Give only the number of lines in these records that contain the word "video".

- Records for the exercise:

◇ ◇ ◇ ◇ ◇ ◇ ◇

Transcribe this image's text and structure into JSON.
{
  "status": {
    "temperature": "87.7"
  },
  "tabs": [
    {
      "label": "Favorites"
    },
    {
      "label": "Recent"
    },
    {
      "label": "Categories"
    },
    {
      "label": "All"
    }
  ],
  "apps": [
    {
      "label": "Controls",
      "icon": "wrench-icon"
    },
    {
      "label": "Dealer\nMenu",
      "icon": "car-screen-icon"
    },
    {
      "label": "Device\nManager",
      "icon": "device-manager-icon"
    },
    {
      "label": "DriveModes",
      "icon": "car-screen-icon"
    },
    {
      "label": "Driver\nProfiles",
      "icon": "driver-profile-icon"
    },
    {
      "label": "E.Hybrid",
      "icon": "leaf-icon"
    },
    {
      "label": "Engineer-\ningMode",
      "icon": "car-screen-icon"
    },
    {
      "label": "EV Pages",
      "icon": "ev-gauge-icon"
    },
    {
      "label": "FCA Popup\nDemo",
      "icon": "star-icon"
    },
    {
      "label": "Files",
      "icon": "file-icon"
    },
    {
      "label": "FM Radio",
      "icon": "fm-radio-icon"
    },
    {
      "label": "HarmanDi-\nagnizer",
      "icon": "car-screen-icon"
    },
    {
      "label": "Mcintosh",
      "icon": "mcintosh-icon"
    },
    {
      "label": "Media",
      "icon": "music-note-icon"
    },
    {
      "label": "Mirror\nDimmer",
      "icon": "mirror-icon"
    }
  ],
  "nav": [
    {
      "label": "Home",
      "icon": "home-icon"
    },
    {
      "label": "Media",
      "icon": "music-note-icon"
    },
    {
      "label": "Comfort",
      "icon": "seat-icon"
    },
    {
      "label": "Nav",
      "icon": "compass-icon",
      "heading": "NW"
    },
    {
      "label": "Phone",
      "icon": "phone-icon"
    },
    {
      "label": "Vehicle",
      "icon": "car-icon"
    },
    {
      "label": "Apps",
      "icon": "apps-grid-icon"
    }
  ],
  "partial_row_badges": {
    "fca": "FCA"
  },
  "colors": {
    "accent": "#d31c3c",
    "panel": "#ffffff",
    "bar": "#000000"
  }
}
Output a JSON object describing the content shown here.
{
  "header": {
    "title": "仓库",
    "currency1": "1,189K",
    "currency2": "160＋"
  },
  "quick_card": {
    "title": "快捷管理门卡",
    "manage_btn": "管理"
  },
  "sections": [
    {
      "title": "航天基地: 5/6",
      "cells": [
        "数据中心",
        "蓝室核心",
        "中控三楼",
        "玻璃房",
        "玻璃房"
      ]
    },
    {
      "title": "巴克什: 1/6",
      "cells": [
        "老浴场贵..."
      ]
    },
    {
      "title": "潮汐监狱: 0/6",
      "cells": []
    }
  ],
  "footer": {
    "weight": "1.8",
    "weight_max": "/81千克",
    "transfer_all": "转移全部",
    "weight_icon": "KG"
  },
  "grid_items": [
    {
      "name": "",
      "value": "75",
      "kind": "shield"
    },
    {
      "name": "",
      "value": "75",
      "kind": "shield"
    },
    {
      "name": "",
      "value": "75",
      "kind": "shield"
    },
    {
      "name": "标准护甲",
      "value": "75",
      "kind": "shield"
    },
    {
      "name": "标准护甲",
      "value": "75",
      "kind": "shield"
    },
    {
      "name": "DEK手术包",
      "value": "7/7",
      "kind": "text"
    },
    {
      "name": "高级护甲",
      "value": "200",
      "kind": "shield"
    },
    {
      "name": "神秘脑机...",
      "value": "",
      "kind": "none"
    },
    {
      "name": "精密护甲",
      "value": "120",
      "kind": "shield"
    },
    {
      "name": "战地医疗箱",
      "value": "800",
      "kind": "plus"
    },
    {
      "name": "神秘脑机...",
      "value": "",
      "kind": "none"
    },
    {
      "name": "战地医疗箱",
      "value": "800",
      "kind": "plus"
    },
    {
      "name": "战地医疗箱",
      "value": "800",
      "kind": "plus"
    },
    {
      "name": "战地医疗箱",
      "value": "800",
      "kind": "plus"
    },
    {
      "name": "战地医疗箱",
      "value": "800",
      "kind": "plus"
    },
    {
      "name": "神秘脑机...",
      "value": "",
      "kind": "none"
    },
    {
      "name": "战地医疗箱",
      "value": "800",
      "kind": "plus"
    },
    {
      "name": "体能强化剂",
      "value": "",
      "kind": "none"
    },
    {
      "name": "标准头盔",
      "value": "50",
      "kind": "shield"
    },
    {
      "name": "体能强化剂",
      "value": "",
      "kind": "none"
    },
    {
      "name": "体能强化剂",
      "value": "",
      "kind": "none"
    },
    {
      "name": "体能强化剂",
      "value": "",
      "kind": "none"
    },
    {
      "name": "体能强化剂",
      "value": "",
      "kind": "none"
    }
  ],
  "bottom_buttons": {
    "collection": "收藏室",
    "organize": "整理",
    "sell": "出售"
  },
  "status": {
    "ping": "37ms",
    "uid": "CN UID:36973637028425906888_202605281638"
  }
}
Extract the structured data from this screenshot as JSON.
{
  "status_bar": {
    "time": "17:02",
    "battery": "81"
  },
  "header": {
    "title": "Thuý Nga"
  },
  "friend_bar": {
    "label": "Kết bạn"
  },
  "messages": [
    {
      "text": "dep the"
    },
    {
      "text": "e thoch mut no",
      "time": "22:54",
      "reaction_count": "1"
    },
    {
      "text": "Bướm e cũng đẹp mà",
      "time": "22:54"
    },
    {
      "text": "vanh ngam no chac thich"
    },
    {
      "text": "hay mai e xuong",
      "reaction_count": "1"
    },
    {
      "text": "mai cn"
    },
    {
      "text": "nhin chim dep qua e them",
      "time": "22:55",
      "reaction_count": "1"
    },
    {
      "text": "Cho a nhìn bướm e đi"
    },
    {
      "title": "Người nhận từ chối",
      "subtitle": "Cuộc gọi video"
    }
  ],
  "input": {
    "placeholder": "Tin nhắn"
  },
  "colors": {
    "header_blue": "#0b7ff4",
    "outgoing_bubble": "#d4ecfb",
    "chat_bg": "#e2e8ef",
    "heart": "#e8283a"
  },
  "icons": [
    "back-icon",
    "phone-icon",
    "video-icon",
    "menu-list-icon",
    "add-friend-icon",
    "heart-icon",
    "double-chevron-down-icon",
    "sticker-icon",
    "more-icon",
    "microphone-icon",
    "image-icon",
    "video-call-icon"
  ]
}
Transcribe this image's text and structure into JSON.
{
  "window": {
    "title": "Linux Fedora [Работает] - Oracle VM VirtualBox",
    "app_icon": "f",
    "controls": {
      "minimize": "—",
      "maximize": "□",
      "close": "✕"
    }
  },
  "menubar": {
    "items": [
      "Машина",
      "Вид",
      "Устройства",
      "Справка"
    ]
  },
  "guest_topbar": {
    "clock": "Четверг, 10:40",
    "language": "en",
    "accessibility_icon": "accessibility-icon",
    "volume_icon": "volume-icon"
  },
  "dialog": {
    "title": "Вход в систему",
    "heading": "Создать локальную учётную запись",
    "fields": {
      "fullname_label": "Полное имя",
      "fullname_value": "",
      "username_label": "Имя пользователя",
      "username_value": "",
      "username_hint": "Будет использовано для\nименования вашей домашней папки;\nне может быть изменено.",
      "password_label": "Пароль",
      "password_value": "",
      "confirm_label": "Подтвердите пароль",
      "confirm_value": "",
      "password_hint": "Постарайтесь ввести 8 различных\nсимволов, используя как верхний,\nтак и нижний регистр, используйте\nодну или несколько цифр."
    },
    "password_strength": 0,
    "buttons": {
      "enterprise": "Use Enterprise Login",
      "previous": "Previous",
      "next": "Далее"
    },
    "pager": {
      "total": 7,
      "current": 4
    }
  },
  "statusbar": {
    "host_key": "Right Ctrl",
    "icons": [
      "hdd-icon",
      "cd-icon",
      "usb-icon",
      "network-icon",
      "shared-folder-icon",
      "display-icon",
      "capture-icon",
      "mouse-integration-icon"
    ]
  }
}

◇ ◇ ◇ ◇ ◇ ◇ ◇

- Output below: 3